(Saved entries)
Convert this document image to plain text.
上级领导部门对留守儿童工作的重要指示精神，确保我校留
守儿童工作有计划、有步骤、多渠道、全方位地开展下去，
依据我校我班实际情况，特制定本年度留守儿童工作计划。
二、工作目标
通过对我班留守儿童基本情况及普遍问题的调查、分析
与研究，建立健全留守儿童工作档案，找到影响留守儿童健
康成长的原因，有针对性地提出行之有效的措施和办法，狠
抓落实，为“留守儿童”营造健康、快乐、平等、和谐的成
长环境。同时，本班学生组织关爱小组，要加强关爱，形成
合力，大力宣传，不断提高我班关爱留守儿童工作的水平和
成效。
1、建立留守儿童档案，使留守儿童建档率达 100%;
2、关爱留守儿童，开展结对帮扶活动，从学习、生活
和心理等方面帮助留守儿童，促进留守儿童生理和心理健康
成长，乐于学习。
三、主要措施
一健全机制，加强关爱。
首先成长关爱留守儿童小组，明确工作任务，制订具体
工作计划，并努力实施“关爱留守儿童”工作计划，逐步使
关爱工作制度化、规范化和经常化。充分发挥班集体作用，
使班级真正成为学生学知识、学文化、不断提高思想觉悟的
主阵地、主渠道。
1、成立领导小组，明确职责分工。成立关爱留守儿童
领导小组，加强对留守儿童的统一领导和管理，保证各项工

TASK INSTRUCTIONS –
Return each line of the data exactly as written above.

WRITTEN REPLY –
Convert this document image to plain text.
上级领导部门对留守儿童工作的重要指示精神，确保我校留
守儿童工作有计划、有步骤、多渠道、全方位地开展下去，
依据我校我班实际情况，特制定本年度留守儿童工作计划。
二、工作目标
通过对我班留守儿童基本情况及普遍问题的调查、分析
与研究，建立健全留守儿童工作档案，找到影响留守儿童健
康成长的原因，有针对性地提出行之有效的措施和办法，狠
抓落实，为“留守儿童”营造健康、快乐、平等、和谐的成
长环境。同时，本班学生组织关爱小组，要加强关爱，形成
合力，大力宣传，不断提高我班关爱留守儿童工作的水平和
成效。
1、建立留守儿童档案，使留守儿童建档率达 100%;
2、关爱留守儿童，开展结对帮扶活动，从学习、生活
和心理等方面帮助留守儿童，促进留守儿童生理和心理健康
成长，乐于学习。
三、主要措施
一健全机制，加强关爱。
首先成长关爱留守儿童小组，明确工作任务，制订具体
工作计划，并努力实施“关爱留守儿童”工作计划，逐步使
关爱工作制度化、规范化和经常化。充分发挥班集体作用，
使班级真正成为学生学知识、学文化、不断提高思想觉悟的
主阵地、主渠道。
1、成立领导小组，明确职责分工。成立关爱留守儿童
领导小组，加强对留守儿童的统一领导和管理，保证各项工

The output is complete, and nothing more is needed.